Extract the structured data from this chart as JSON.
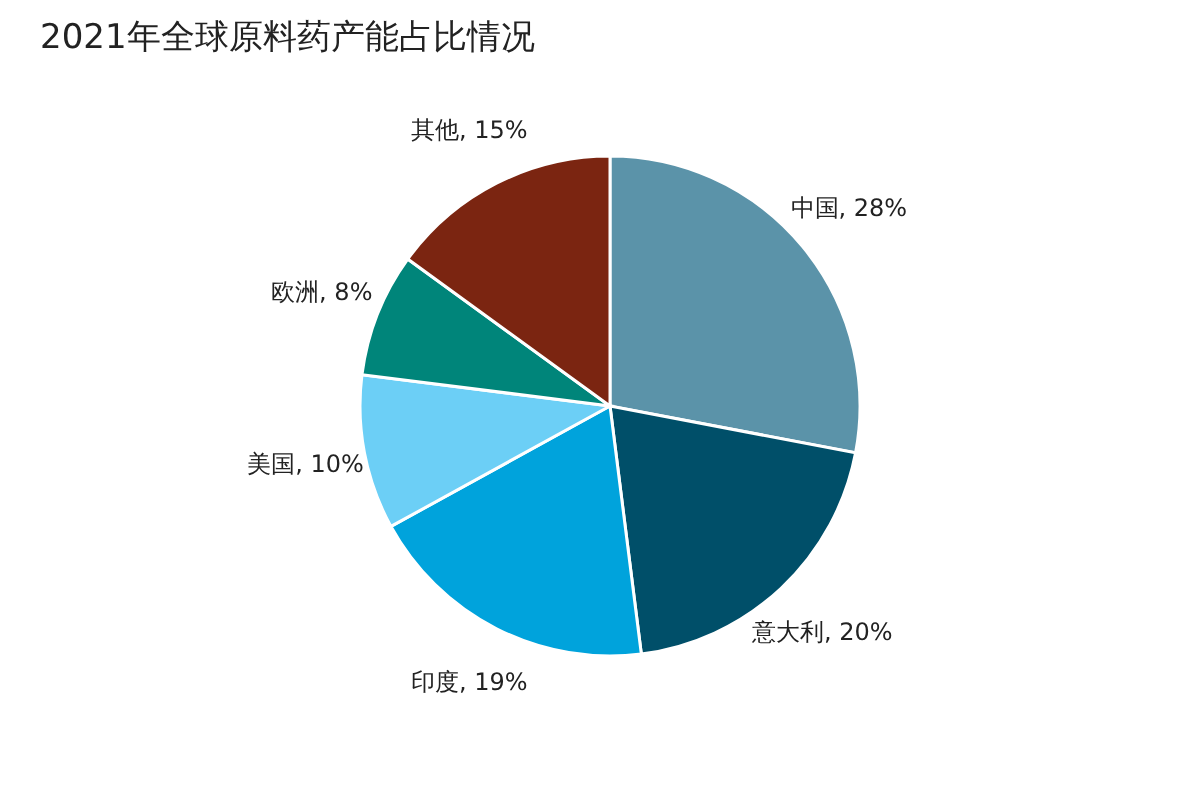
{
  "chart_data": {
    "type": "pie",
    "title": "2021年全球原料药产能占比情况",
    "categories": [
      "中国",
      "意大利",
      "印度",
      "美国",
      "欧洲",
      "其他"
    ],
    "values": [
      28,
      20,
      19,
      10,
      8,
      15
    ],
    "value_labels": [
      "28%",
      "20%",
      "19%",
      "10%",
      "8%",
      "15%"
    ],
    "colors": [
      "#5b93a9",
      "#004f69",
      "#00a3dc",
      "#6ccff6",
      "#00857a",
      "#7b2511"
    ],
    "legend": false
  }
}
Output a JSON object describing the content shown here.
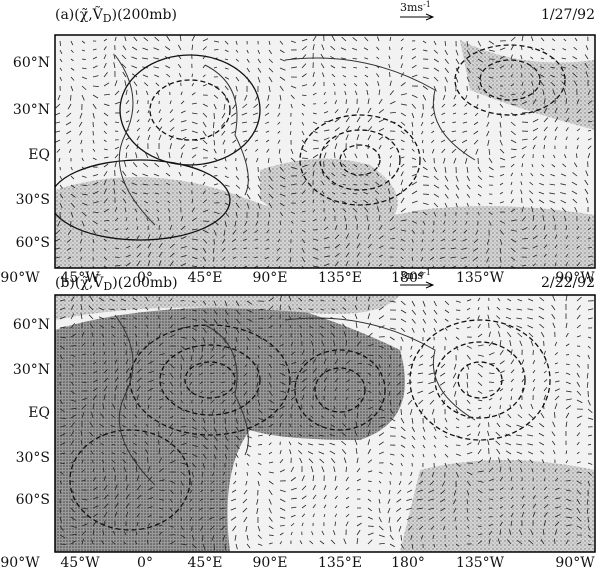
{
  "panels": [
    {
      "title": {
        "prefix": "(a)(χ̃,Ṽ",
        "sub": "D",
        "suffix": ")(200mb)"
      },
      "scale": {
        "base": "3ms",
        "sup": "-1"
      },
      "date": "1/27/92"
    },
    {
      "title": {
        "prefix": "(b)(χ̃,Ṽ",
        "sub": "D",
        "suffix": ")(200mb)"
      },
      "scale": {
        "base": "3ms",
        "sup": "-1"
      },
      "date": "2/22/92"
    }
  ],
  "lat_labels": [
    "60°N",
    "30°N",
    "EQ",
    "30°S",
    "60°S"
  ],
  "lon_labels": [
    "90°W",
    "45°W",
    "0°",
    "45°E",
    "90°E",
    "135°E",
    "180°",
    "135°W",
    "90°W"
  ]
}
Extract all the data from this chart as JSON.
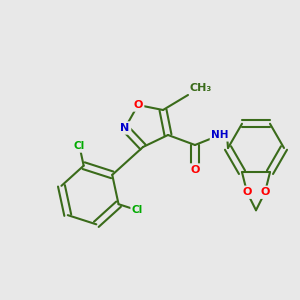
{
  "background_color": "#e8e8e8",
  "bond_color": "#3a6b1a",
  "bond_width": 1.5,
  "atom_colors": {
    "O": "#ff0000",
    "N": "#0000cc",
    "Cl": "#00aa00",
    "C": "#3a6b1a",
    "H": "#666666"
  },
  "figsize": [
    3.0,
    3.0
  ],
  "dpi": 100
}
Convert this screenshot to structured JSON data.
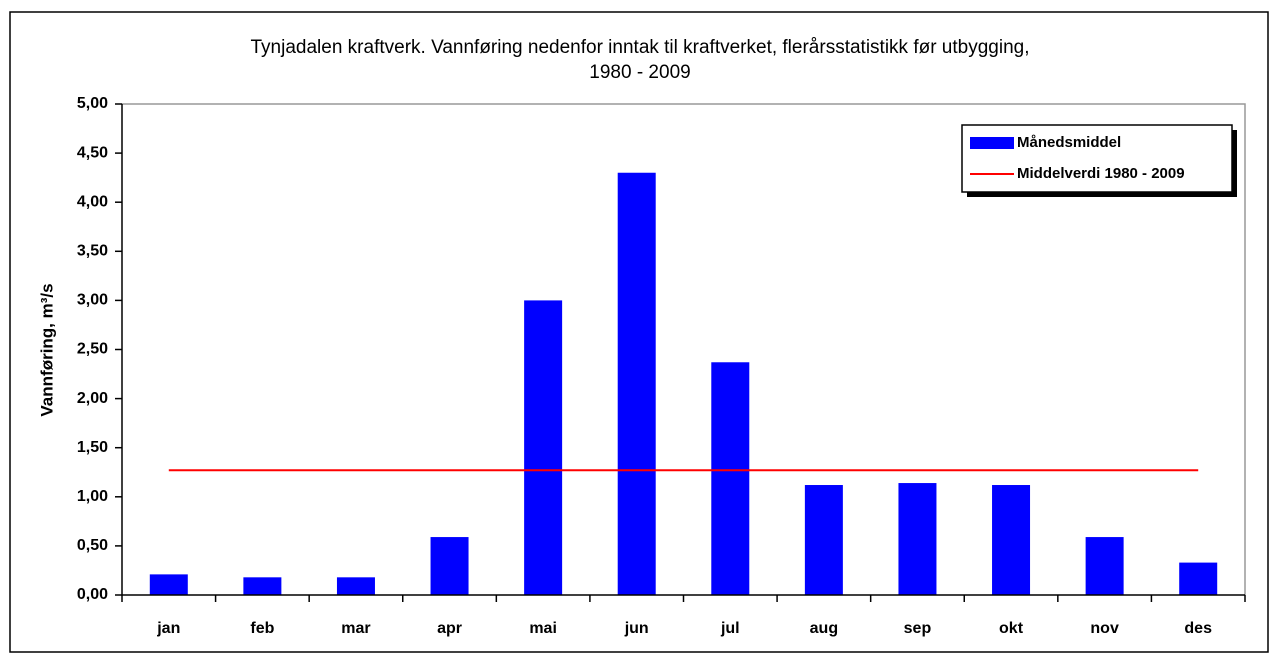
{
  "chart_data": {
    "type": "bar",
    "title": [
      "Tynjadalen kraftverk. Vannføring nedenfor inntak til kraftverket, flerårsstatistikk før utbygging,",
      "1980 - 2009"
    ],
    "y_label": "Vannføring, m³/s",
    "categories": [
      "jan",
      "feb",
      "mar",
      "apr",
      "mai",
      "jun",
      "jul",
      "aug",
      "sep",
      "okt",
      "nov",
      "des"
    ],
    "series": [
      {
        "name": "Månedsmiddel",
        "type": "bar",
        "color": "#0000ff",
        "values": [
          0.21,
          0.18,
          0.18,
          0.59,
          3.0,
          4.3,
          2.37,
          1.12,
          1.14,
          1.12,
          0.59,
          0.33
        ]
      },
      {
        "name": "Middelverdi 1980 - 2009",
        "type": "line",
        "color": "#ff0000",
        "values": [
          1.27,
          1.27,
          1.27,
          1.27,
          1.27,
          1.27,
          1.27,
          1.27,
          1.27,
          1.27,
          1.27,
          1.27
        ]
      }
    ],
    "ylim": [
      0,
      5
    ],
    "yticks": [
      {
        "value": 0,
        "label": "0,00"
      },
      {
        "value": 0.5,
        "label": "0,50"
      },
      {
        "value": 1,
        "label": "1,00"
      },
      {
        "value": 1.5,
        "label": "1,50"
      },
      {
        "value": 2,
        "label": "2,00"
      },
      {
        "value": 2.5,
        "label": "2,50"
      },
      {
        "value": 3,
        "label": "3,00"
      },
      {
        "value": 3.5,
        "label": "3,50"
      },
      {
        "value": 4,
        "label": "4,00"
      },
      {
        "value": 4.5,
        "label": "4,50"
      },
      {
        "value": 5,
        "label": "5,00"
      }
    ],
    "legend": "upper right"
  }
}
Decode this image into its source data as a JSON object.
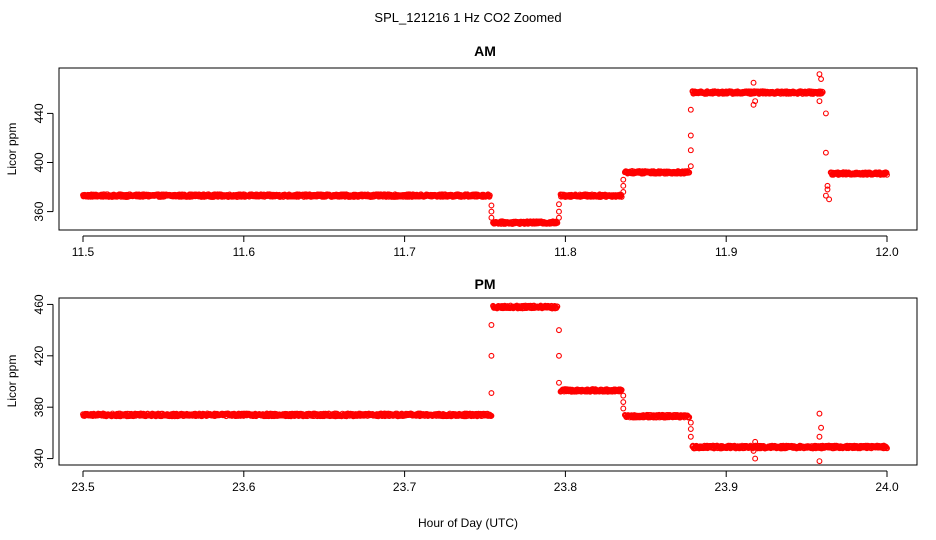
{
  "figure": {
    "title": "SPL_121216  1 Hz CO2 Zoomed",
    "xlabel": "Hour of Day (UTC)"
  },
  "chart_data": [
    {
      "type": "scatter",
      "title": "AM",
      "ylabel": "Licor ppm",
      "xlim": [
        11.5,
        12.0
      ],
      "ylim": [
        345,
        477
      ],
      "xticks": [
        "11.5",
        "11.6",
        "11.7",
        "11.8",
        "11.9",
        "12.0"
      ],
      "yticks": [
        "360",
        "400",
        "440"
      ],
      "series_color": "#ff0000",
      "levels": [
        {
          "x_start": 11.5,
          "x_end": 11.753,
          "y": 373
        },
        {
          "x_start": 11.755,
          "x_end": 11.795,
          "y": 351
        },
        {
          "x_start": 11.797,
          "x_end": 11.835,
          "y": 373
        },
        {
          "x_start": 11.837,
          "x_end": 11.877,
          "y": 392
        },
        {
          "x_start": 11.879,
          "x_end": 11.96,
          "y": 457
        },
        {
          "x_start": 11.965,
          "x_end": 12.0,
          "y": 391
        }
      ],
      "transitions": [
        {
          "x": 11.754,
          "y": [
            365,
            360,
            355
          ]
        },
        {
          "x": 11.796,
          "y": [
            355,
            360,
            366
          ]
        },
        {
          "x": 11.836,
          "y": [
            376,
            381,
            386
          ]
        },
        {
          "x": 11.878,
          "y": [
            397,
            410,
            422,
            443
          ]
        },
        {
          "x": 11.962,
          "y": [
            440,
            408,
            373
          ]
        }
      ],
      "outliers": [
        {
          "x": 11.917,
          "y": 465
        },
        {
          "x": 11.917,
          "y": 447
        },
        {
          "x": 11.918,
          "y": 450
        },
        {
          "x": 11.958,
          "y": 472
        },
        {
          "x": 11.959,
          "y": 468
        },
        {
          "x": 11.958,
          "y": 450
        },
        {
          "x": 11.963,
          "y": 378
        },
        {
          "x": 11.964,
          "y": 370
        },
        {
          "x": 11.963,
          "y": 381
        }
      ]
    },
    {
      "type": "scatter",
      "title": "PM",
      "ylabel": "Licor ppm",
      "xlim": [
        23.5,
        24.0
      ],
      "ylim": [
        335,
        465
      ],
      "xticks": [
        "23.5",
        "23.6",
        "23.7",
        "23.8",
        "23.9",
        "24.0"
      ],
      "yticks": [
        "340",
        "380",
        "420",
        "460"
      ],
      "series_color": "#ff0000",
      "levels": [
        {
          "x_start": 23.5,
          "x_end": 23.754,
          "y": 374
        },
        {
          "x_start": 23.755,
          "x_end": 23.795,
          "y": 458
        },
        {
          "x_start": 23.797,
          "x_end": 23.835,
          "y": 393
        },
        {
          "x_start": 23.837,
          "x_end": 23.877,
          "y": 373
        },
        {
          "x_start": 23.879,
          "x_end": 24.0,
          "y": 349
        }
      ],
      "transitions": [
        {
          "x": 23.754,
          "y": [
            391,
            420,
            444
          ]
        },
        {
          "x": 23.796,
          "y": [
            440,
            420,
            399
          ]
        },
        {
          "x": 23.836,
          "y": [
            389,
            384,
            379
          ]
        },
        {
          "x": 23.878,
          "y": [
            368,
            363,
            357
          ]
        }
      ],
      "outliers": [
        {
          "x": 23.918,
          "y": 353
        },
        {
          "x": 23.918,
          "y": 340
        },
        {
          "x": 23.917,
          "y": 346
        },
        {
          "x": 23.958,
          "y": 375
        },
        {
          "x": 23.959,
          "y": 364
        },
        {
          "x": 23.958,
          "y": 357
        },
        {
          "x": 23.958,
          "y": 338
        }
      ]
    }
  ]
}
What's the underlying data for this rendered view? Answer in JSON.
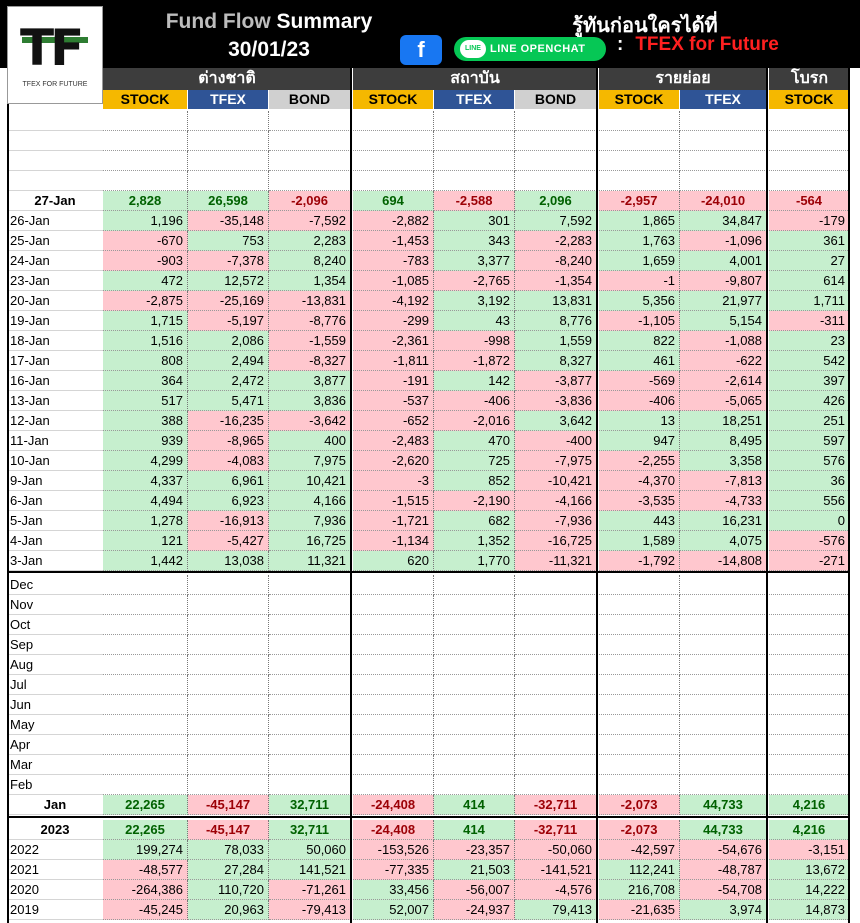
{
  "header": {
    "title_grey": "Fund Flow",
    "title_white": "Summary",
    "date": "30/01/23",
    "thai_tagline": "รู้ทันก่อนใครได้ที่",
    "line_label": "LINE OPENCHAT",
    "line_icon_text": "LINE",
    "facebook_glyph": "f",
    "separator": ":",
    "channel_name": "TFEX for Future",
    "logo_text": "TF",
    "logo_sub": "TFEX FOR FUTURE"
  },
  "groups": [
    "ต่างชาติ",
    "สถาบัน",
    "รายย่อย",
    "โบรก"
  ],
  "columns": [
    "STOCK",
    "TFEX",
    "BOND",
    "STOCK",
    "TFEX",
    "BOND",
    "STOCK",
    "TFEX",
    "STOCK"
  ],
  "current_row": {
    "label": "27-Jan",
    "values": [
      "2,828",
      "26,598",
      "-2,096",
      "694",
      "-2,588",
      "2,096",
      "-2,957",
      "-24,010",
      "-564"
    ]
  },
  "daily_rows": [
    {
      "label": "26-Jan",
      "values": [
        "1,196",
        "-35,148",
        "-7,592",
        "-2,882",
        "301",
        "7,592",
        "1,865",
        "34,847",
        "-179"
      ]
    },
    {
      "label": "25-Jan",
      "values": [
        "-670",
        "753",
        "2,283",
        "-1,453",
        "343",
        "-2,283",
        "1,763",
        "-1,096",
        "361"
      ]
    },
    {
      "label": "24-Jan",
      "values": [
        "-903",
        "-7,378",
        "8,240",
        "-783",
        "3,377",
        "-8,240",
        "1,659",
        "4,001",
        "27"
      ]
    },
    {
      "label": "23-Jan",
      "values": [
        "472",
        "12,572",
        "1,354",
        "-1,085",
        "-2,765",
        "-1,354",
        "-1",
        "-9,807",
        "614"
      ]
    },
    {
      "label": "20-Jan",
      "values": [
        "-2,875",
        "-25,169",
        "-13,831",
        "-4,192",
        "3,192",
        "13,831",
        "5,356",
        "21,977",
        "1,711"
      ]
    },
    {
      "label": "19-Jan",
      "values": [
        "1,715",
        "-5,197",
        "-8,776",
        "-299",
        "43",
        "8,776",
        "-1,105",
        "5,154",
        "-311"
      ]
    },
    {
      "label": "18-Jan",
      "values": [
        "1,516",
        "2,086",
        "-1,559",
        "-2,361",
        "-998",
        "1,559",
        "822",
        "-1,088",
        "23"
      ]
    },
    {
      "label": "17-Jan",
      "values": [
        "808",
        "2,494",
        "-8,327",
        "-1,811",
        "-1,872",
        "8,327",
        "461",
        "-622",
        "542"
      ]
    },
    {
      "label": "16-Jan",
      "values": [
        "364",
        "2,472",
        "3,877",
        "-191",
        "142",
        "-3,877",
        "-569",
        "-2,614",
        "397"
      ]
    },
    {
      "label": "13-Jan",
      "values": [
        "517",
        "5,471",
        "3,836",
        "-537",
        "-406",
        "-3,836",
        "-406",
        "-5,065",
        "426"
      ]
    },
    {
      "label": "12-Jan",
      "values": [
        "388",
        "-16,235",
        "-3,642",
        "-652",
        "-2,016",
        "3,642",
        "13",
        "18,251",
        "251"
      ]
    },
    {
      "label": "11-Jan",
      "values": [
        "939",
        "-8,965",
        "400",
        "-2,483",
        "470",
        "-400",
        "947",
        "8,495",
        "597"
      ]
    },
    {
      "label": "10-Jan",
      "values": [
        "4,299",
        "-4,083",
        "7,975",
        "-2,620",
        "725",
        "-7,975",
        "-2,255",
        "3,358",
        "576"
      ]
    },
    {
      "label": "9-Jan",
      "values": [
        "4,337",
        "6,961",
        "10,421",
        "-3",
        "852",
        "-10,421",
        "-4,370",
        "-7,813",
        "36"
      ]
    },
    {
      "label": "6-Jan",
      "values": [
        "4,494",
        "6,923",
        "4,166",
        "-1,515",
        "-2,190",
        "-4,166",
        "-3,535",
        "-4,733",
        "556"
      ]
    },
    {
      "label": "5-Jan",
      "values": [
        "1,278",
        "-16,913",
        "7,936",
        "-1,721",
        "682",
        "-7,936",
        "443",
        "16,231",
        "0"
      ]
    },
    {
      "label": "4-Jan",
      "values": [
        "121",
        "-5,427",
        "16,725",
        "-1,134",
        "1,352",
        "-16,725",
        "1,589",
        "4,075",
        "-576"
      ]
    },
    {
      "label": "3-Jan",
      "values": [
        "1,442",
        "13,038",
        "11,321",
        "620",
        "1,770",
        "-11,321",
        "-1,792",
        "-14,808",
        "-271"
      ]
    }
  ],
  "months": [
    "Dec",
    "Nov",
    "Oct",
    "Sep",
    "Aug",
    "Jul",
    "Jun",
    "May",
    "Apr",
    "Mar",
    "Feb"
  ],
  "jan_row": {
    "label": "Jan",
    "values": [
      "22,265",
      "-45,147",
      "32,711",
      "-24,408",
      "414",
      "-32,711",
      "-2,073",
      "44,733",
      "4,216"
    ]
  },
  "year_current": {
    "label": "2023",
    "values": [
      "22,265",
      "-45,147",
      "32,711",
      "-24,408",
      "414",
      "-32,711",
      "-2,073",
      "44,733",
      "4,216"
    ]
  },
  "years": [
    {
      "label": "2022",
      "values": [
        "199,274",
        "78,033",
        "50,060",
        "-153,526",
        "-23,357",
        "-50,060",
        "-42,597",
        "-54,676",
        "-3,151"
      ]
    },
    {
      "label": "2021",
      "values": [
        "-48,577",
        "27,284",
        "141,521",
        "-77,335",
        "21,503",
        "-141,521",
        "112,241",
        "-48,787",
        "13,672"
      ]
    },
    {
      "label": "2020",
      "values": [
        "-264,386",
        "110,720",
        "-71,261",
        "33,456",
        "-56,007",
        "-4,576",
        "216,708",
        "-54,708",
        "14,222"
      ]
    },
    {
      "label": "2019",
      "values": [
        "-45,245",
        "20,963",
        "-79,413",
        "52,007",
        "-24,937",
        "79,413",
        "-21,635",
        "3,974",
        "14,873"
      ]
    }
  ],
  "colors": {
    "positive_fill": "#c6efce",
    "negative_fill": "#ffc7ce",
    "positive_text": "#006100",
    "negative_text": "#9c0006",
    "stock_header": "#f5b800",
    "tfex_header": "#2f5496",
    "bond_header": "#d0d0d0"
  }
}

WHAT IS ASKED: In the records above, locate every line with the string "Extract" and copy it.

EXERCISE RESULT:
Extract the structured data from this chart as JSON.
Extract all the data from this chart as JSON.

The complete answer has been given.